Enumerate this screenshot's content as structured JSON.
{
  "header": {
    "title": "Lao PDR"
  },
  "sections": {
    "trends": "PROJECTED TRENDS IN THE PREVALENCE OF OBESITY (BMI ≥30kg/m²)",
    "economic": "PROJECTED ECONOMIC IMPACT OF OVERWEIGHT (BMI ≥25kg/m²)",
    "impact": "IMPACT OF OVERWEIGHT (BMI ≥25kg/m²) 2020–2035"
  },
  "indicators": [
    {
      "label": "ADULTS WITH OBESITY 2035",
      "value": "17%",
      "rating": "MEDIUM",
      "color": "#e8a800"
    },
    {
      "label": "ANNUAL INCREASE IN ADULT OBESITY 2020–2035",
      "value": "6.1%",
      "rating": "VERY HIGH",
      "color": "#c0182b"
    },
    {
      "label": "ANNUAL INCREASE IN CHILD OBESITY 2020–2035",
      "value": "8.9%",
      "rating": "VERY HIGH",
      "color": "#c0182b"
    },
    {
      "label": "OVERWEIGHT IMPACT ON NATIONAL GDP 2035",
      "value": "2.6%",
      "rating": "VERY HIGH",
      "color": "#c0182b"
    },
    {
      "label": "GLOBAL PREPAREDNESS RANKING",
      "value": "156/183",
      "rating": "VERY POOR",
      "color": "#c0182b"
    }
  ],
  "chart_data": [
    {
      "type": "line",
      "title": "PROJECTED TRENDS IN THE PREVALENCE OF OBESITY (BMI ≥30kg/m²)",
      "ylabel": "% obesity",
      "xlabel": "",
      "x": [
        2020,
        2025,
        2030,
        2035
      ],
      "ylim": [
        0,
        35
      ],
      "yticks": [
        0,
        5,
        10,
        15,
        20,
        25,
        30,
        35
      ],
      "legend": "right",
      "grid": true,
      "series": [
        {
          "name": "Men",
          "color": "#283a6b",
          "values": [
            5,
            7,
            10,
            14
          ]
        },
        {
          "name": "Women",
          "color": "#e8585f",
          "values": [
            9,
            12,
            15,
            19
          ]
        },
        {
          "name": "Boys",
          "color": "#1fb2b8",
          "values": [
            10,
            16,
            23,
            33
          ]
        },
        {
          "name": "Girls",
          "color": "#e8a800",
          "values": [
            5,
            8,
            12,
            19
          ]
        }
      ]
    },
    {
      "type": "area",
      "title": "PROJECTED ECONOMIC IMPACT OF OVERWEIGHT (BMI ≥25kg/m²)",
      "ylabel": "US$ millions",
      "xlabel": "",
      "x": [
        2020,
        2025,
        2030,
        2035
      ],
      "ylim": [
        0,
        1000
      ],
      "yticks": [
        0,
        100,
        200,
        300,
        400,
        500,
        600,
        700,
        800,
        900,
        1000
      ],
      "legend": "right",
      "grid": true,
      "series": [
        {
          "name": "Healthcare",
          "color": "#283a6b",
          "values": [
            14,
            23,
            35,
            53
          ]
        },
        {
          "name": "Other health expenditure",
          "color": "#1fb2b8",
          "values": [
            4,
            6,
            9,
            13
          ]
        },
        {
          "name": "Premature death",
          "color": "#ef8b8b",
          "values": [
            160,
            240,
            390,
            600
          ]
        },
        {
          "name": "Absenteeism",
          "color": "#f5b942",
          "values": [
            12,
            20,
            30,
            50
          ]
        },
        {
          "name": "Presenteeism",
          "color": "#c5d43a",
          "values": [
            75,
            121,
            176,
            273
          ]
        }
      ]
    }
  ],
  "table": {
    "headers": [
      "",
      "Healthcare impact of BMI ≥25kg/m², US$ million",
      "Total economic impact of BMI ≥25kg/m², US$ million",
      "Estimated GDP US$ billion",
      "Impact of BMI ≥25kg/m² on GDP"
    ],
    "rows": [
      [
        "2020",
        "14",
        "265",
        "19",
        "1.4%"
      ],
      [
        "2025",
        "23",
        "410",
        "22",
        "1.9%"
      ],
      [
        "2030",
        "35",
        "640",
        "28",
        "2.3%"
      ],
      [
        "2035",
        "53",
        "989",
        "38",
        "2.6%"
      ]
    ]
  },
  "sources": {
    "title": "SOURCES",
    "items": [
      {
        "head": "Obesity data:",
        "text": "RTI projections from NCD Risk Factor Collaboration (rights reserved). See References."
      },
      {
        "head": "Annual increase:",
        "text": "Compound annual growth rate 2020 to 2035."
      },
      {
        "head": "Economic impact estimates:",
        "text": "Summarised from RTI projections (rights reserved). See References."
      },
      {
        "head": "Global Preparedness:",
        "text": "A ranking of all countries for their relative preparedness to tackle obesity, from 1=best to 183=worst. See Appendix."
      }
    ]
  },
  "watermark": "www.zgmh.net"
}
○ ○ ○ ○ ○ ○ ○
Directions for this task: Gather up every line in the data above that contains the word "text", copying each one.

Exercise result:
        "text": "RTI projections from NCD Risk Factor Collaboration (rights reserved). See References."
        "text": "Compound annual growth rate 2020 to 2035."
        "text": "Summarised from RTI projections (rights reserved). See References."
        "text": "A ranking of all countries for their relative preparedness to tackle obesity, from 1=best to 183=worst. See Appendix."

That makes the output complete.